▸ PROVIDED MATERIAL:
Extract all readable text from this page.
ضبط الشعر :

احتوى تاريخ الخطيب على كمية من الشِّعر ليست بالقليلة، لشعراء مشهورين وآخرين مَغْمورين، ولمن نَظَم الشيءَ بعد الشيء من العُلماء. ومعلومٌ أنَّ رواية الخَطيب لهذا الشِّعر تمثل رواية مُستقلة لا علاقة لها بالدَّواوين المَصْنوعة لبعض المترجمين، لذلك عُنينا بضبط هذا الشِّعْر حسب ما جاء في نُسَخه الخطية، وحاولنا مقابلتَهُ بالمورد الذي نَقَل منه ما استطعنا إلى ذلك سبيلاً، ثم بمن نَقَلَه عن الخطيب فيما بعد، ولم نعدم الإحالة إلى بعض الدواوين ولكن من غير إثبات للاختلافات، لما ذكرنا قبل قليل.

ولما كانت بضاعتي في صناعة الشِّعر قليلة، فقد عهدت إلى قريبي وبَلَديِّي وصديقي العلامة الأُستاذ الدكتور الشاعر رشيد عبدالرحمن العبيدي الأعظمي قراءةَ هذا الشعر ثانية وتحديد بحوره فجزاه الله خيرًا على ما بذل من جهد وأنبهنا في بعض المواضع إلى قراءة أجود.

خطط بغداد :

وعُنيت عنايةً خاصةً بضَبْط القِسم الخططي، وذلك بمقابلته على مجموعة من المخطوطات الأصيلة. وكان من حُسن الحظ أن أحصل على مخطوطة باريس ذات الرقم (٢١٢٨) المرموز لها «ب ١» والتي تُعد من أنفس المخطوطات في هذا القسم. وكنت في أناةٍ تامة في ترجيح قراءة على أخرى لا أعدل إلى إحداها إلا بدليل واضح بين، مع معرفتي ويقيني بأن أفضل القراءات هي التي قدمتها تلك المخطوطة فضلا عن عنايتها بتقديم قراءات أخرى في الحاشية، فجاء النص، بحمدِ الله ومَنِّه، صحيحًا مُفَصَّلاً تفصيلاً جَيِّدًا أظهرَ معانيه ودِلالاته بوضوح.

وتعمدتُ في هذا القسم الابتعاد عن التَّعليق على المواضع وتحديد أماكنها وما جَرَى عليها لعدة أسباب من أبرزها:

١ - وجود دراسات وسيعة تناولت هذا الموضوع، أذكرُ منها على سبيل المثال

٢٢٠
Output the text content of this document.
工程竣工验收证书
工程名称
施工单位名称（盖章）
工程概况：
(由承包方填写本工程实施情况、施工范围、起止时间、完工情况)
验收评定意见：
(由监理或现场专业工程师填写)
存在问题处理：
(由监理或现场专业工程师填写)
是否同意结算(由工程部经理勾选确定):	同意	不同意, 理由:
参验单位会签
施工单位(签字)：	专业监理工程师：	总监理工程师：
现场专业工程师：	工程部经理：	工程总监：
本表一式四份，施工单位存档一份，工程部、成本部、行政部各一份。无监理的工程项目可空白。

▸ TASK DETAILS: Give back all the records exactly as they stand.

▸ WRITTEN ANSWER:
Extract all readable text from this page.
ضبط الشعر :

احتوى تاريخ الخطيب على كمية من الشِّعر ليست بالقليلة، لشعراء مشهورين وآخرين مَغْمورين، ولمن نَظَم الشيءَ بعد الشيء من العُلماء. ومعلومٌ أنَّ رواية الخَطيب لهذا الشِّعر تمثل رواية مُستقلة لا علاقة لها بالدَّواوين المَصْنوعة لبعض المترجمين، لذلك عُنينا بضبط هذا الشِّعْر حسب ما جاء في نُسَخه الخطية، وحاولنا مقابلتَهُ بالمورد الذي نَقَل منه ما استطعنا إلى ذلك سبيلاً، ثم بمن نَقَلَه عن الخطيب فيما بعد، ولم نعدم الإحالة إلى بعض الدواوين ولكن من غير إثبات للاختلافات، لما ذكرنا قبل قليل.

ولما كانت بضاعتي في صناعة الشِّعر قليلة، فقد عهدت إلى قريبي وبَلَديِّي وصديقي العلامة الأُستاذ الدكتور الشاعر رشيد عبدالرحمن العبيدي الأعظمي قراءةَ هذا الشعر ثانية وتحديد بحوره فجزاه الله خيرًا على ما بذل من جهد وأنبهنا في بعض المواضع إلى قراءة أجود.

خطط بغداد :

وعُنيت عنايةً خاصةً بضَبْط القِسم الخططي، وذلك بمقابلته على مجموعة من المخطوطات الأصيلة. وكان من حُسن الحظ أن أحصل على مخطوطة باريس ذات الرقم (٢١٢٨) المرموز لها «ب ١» والتي تُعد من أنفس المخطوطات في هذا القسم. وكنت في أناةٍ تامة في ترجيح قراءة على أخرى لا أعدل إلى إحداها إلا بدليل واضح بين، مع معرفتي ويقيني بأن أفضل القراءات هي التي قدمتها تلك المخطوطة فضلا عن عنايتها بتقديم قراءات أخرى في الحاشية، فجاء النص، بحمدِ الله ومَنِّه، صحيحًا مُفَصَّلاً تفصيلاً جَيِّدًا أظهرَ معانيه ودِلالاته بوضوح.

وتعمدتُ في هذا القسم الابتعاد عن التَّعليق على المواضع وتحديد أماكنها وما جَرَى عليها لعدة أسباب من أبرزها:

١ - وجود دراسات وسيعة تناولت هذا الموضوع، أذكرُ منها على سبيل المثال

٢٢٠
Output the text content of this document.
工程竣工验收证书
工程名称
施工单位名称（盖章）
工程概况：
(由承包方填写本工程实施情况、施工范围、起止时间、完工情况)
验收评定意见：
(由监理或现场专业工程师填写)
存在问题处理：
(由监理或现场专业工程师填写)
是否同意结算(由工程部经理勾选确定):	同意	不同意, 理由:
参验单位会签
施工单位(签字)：	专业监理工程师：	总监理工程师：
现场专业工程师：	工程部经理：	工程总监：
本表一式四份，施工单位存档一份，工程部、成本部、行政部各一份。无监理的工程项目可空白。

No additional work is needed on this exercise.